▶ _WRITTEN PROBLEM_: Each record is to be printed again precisely as it reads.

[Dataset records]
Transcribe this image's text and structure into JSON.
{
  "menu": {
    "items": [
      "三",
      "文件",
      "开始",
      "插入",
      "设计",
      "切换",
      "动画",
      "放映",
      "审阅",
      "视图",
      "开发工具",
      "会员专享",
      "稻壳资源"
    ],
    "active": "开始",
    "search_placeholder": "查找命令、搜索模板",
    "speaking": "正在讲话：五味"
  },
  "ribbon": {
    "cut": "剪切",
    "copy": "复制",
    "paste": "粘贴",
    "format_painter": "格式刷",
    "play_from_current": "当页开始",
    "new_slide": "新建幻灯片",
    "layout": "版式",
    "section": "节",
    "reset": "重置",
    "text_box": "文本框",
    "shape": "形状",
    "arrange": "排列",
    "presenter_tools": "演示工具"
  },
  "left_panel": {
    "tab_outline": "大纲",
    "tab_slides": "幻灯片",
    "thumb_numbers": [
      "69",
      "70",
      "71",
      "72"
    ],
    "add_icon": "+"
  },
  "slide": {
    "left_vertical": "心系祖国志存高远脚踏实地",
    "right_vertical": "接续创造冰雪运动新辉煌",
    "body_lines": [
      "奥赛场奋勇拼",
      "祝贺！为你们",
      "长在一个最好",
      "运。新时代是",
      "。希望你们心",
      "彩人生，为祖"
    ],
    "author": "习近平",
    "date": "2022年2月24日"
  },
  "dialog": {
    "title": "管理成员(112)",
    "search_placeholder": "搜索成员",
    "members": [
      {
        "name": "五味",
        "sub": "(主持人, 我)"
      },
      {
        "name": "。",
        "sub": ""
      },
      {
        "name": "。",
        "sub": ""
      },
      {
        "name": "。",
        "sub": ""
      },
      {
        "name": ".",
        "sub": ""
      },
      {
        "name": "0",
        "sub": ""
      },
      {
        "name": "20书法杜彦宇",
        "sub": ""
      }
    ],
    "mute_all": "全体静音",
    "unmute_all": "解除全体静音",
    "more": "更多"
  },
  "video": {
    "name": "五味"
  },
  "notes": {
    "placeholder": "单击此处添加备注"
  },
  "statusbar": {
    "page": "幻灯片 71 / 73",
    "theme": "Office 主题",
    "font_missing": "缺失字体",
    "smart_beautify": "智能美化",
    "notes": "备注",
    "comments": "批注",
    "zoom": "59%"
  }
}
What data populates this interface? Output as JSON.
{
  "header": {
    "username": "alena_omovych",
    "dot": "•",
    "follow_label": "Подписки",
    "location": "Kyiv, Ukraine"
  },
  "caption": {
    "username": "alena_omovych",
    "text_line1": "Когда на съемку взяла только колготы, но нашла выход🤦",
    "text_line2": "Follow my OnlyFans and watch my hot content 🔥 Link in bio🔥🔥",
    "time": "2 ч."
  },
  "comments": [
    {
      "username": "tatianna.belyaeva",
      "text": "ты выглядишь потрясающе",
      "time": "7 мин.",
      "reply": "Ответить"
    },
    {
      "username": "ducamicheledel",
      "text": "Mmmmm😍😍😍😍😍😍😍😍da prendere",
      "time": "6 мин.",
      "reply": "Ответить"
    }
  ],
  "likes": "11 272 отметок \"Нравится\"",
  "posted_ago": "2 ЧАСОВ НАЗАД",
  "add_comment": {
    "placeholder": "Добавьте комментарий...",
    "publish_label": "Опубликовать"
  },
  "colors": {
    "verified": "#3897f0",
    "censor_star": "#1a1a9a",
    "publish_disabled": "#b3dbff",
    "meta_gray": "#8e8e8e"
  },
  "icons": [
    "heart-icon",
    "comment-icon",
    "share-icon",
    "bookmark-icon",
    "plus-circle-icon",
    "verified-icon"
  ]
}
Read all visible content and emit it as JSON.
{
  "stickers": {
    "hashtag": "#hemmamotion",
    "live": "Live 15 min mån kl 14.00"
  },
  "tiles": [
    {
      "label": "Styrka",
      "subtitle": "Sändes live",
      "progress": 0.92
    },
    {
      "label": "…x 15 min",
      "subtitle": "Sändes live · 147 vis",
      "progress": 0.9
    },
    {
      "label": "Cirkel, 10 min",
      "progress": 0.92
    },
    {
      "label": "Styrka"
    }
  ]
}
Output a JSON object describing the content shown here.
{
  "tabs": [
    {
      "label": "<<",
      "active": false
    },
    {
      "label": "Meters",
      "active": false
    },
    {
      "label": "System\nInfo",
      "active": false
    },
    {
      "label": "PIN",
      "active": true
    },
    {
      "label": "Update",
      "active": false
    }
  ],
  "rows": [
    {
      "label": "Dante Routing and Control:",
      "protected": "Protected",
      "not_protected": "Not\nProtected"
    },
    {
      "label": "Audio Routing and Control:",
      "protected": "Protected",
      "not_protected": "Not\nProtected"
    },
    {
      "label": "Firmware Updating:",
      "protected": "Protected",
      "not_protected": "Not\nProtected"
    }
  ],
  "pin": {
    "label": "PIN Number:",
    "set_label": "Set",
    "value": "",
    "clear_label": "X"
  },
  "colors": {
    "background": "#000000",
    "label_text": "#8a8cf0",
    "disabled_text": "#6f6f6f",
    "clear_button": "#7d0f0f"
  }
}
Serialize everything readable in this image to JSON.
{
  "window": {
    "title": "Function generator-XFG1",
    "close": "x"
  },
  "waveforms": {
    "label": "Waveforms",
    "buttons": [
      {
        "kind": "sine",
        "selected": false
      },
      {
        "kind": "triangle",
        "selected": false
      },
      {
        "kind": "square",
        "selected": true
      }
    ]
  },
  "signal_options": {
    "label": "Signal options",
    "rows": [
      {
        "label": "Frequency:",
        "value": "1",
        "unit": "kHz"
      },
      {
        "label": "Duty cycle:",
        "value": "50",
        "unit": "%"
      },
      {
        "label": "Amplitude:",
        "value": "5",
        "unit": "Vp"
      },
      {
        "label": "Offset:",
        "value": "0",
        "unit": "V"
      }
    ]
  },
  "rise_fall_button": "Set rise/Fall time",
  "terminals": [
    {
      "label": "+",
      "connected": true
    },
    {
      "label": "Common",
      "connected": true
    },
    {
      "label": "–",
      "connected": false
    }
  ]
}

▶ _ANSWER TO THIS TASK_:
Transcribe this image's text and structure into JSON.
{
  "menu": {
    "items": [
      "三",
      "文件",
      "开始",
      "插入",
      "设计",
      "切换",
      "动画",
      "放映",
      "审阅",
      "视图",
      "开发工具",
      "会员专享",
      "稻壳资源"
    ],
    "active": "开始",
    "search_placeholder": "查找命令、搜索模板",
    "speaking": "正在讲话：五味"
  },
  "ribbon": {
    "cut": "剪切",
    "copy": "复制",
    "paste": "粘贴",
    "format_painter": "格式刷",
    "play_from_current": "当页开始",
    "new_slide": "新建幻灯片",
    "layout": "版式",
    "section": "节",
    "reset": "重置",
    "text_box": "文本框",
    "shape": "形状",
    "arrange": "排列",
    "presenter_tools": "演示工具"
  },
  "left_panel": {
    "tab_outline": "大纲",
    "tab_slides": "幻灯片",
    "thumb_numbers": [
      "69",
      "70",
      "71",
      "72"
    ],
    "add_icon": "+"
  },
  "slide": {
    "left_vertical": "心系祖国志存高远脚踏实地",
    "right_vertical": "接续创造冰雪运动新辉煌",
    "body_lines": [
      "奥赛场奋勇拼",
      "祝贺！为你们",
      "长在一个最好",
      "运。新时代是",
      "。希望你们心",
      "彩人生，为祖"
    ],
    "author": "习近平",
    "date": "2022年2月24日"
  },
  "dialog": {
    "title": "管理成员(112)",
    "search_placeholder": "搜索成员",
    "members": [
      {
        "name": "五味",
        "sub": "(主持人, 我)"
      },
      {
        "name": "。",
        "sub": ""
      },
      {
        "name": "。",
        "sub": ""
      },
      {
        "name": "。",
        "sub": ""
      },
      {
        "name": ".",
        "sub": ""
      },
      {
        "name": "0",
        "sub": ""
      },
      {
        "name": "20书法杜彦宇",
        "sub": ""
      }
    ],
    "mute_all": "全体静音",
    "unmute_all": "解除全体静音",
    "more": "更多"
  },
  "video": {
    "name": "五味"
  },
  "notes": {
    "placeholder": "单击此处添加备注"
  },
  "statusbar": {
    "page": "幻灯片 71 / 73",
    "theme": "Office 主题",
    "font_missing": "缺失字体",
    "smart_beautify": "智能美化",
    "notes": "备注",
    "comments": "批注",
    "zoom": "59%"
  }
}
What data populates this interface? Output as JSON.
{
  "header": {
    "username": "alena_omovych",
    "dot": "•",
    "follow_label": "Подписки",
    "location": "Kyiv, Ukraine"
  },
  "caption": {
    "username": "alena_omovych",
    "text_line1": "Когда на съемку взяла только колготы, но нашла выход🤦",
    "text_line2": "Follow my OnlyFans and watch my hot content 🔥 Link in bio🔥🔥",
    "time": "2 ч."
  },
  "comments": [
    {
      "username": "tatianna.belyaeva",
      "text": "ты выглядишь потрясающе",
      "time": "7 мин.",
      "reply": "Ответить"
    },
    {
      "username": "ducamicheledel",
      "text": "Mmmmm😍😍😍😍😍😍😍😍da prendere",
      "time": "6 мин.",
      "reply": "Ответить"
    }
  ],
  "likes": "11 272 отметок \"Нравится\"",
  "posted_ago": "2 ЧАСОВ НАЗАД",
  "add_comment": {
    "placeholder": "Добавьте комментарий...",
    "publish_label": "Опубликовать"
  },
  "colors": {
    "verified": "#3897f0",
    "censor_star": "#1a1a9a",
    "publish_disabled": "#b3dbff",
    "meta_gray": "#8e8e8e"
  },
  "icons": [
    "heart-icon",
    "comment-icon",
    "share-icon",
    "bookmark-icon",
    "plus-circle-icon",
    "verified-icon"
  ]
}
Read all visible content and emit it as JSON.
{
  "stickers": {
    "hashtag": "#hemmamotion",
    "live": "Live 15 min mån kl 14.00"
  },
  "tiles": [
    {
      "label": "Styrka",
      "subtitle": "Sändes live",
      "progress": 0.92
    },
    {
      "label": "…x 15 min",
      "subtitle": "Sändes live · 147 vis",
      "progress": 0.9
    },
    {
      "label": "Cirkel, 10 min",
      "progress": 0.92
    },
    {
      "label": "Styrka"
    }
  ]
}
Output a JSON object describing the content shown here.
{
  "tabs": [
    {
      "label": "<<",
      "active": false
    },
    {
      "label": "Meters",
      "active": false
    },
    {
      "label": "System\nInfo",
      "active": false
    },
    {
      "label": "PIN",
      "active": true
    },
    {
      "label": "Update",
      "active": false
    }
  ],
  "rows": [
    {
      "label": "Dante Routing and Control:",
      "protected": "Protected",
      "not_protected": "Not\nProtected"
    },
    {
      "label": "Audio Routing and Control:",
      "protected": "Protected",
      "not_protected": "Not\nProtected"
    },
    {
      "label": "Firmware Updating:",
      "protected": "Protected",
      "not_protected": "Not\nProtected"
    }
  ],
  "pin": {
    "label": "PIN Number:",
    "set_label": "Set",
    "value": "",
    "clear_label": "X"
  },
  "colors": {
    "background": "#000000",
    "label_text": "#8a8cf0",
    "disabled_text": "#6f6f6f",
    "clear_button": "#7d0f0f"
  }
}
Serialize everything readable in this image to JSON.
{
  "window": {
    "title": "Function generator-XFG1",
    "close": "x"
  },
  "waveforms": {
    "label": "Waveforms",
    "buttons": [
      {
        "kind": "sine",
        "selected": false
      },
      {
        "kind": "triangle",
        "selected": false
      },
      {
        "kind": "square",
        "selected": true
      }
    ]
  },
  "signal_options": {
    "label": "Signal options",
    "rows": [
      {
        "label": "Frequency:",
        "value": "1",
        "unit": "kHz"
      },
      {
        "label": "Duty cycle:",
        "value": "50",
        "unit": "%"
      },
      {
        "label": "Amplitude:",
        "value": "5",
        "unit": "Vp"
      },
      {
        "label": "Offset:",
        "value": "0",
        "unit": "V"
      }
    ]
  },
  "rise_fall_button": "Set rise/Fall time",
  "terminals": [
    {
      "label": "+",
      "connected": true
    },
    {
      "label": "Common",
      "connected": true
    },
    {
      "label": "–",
      "connected": false
    }
  ]
}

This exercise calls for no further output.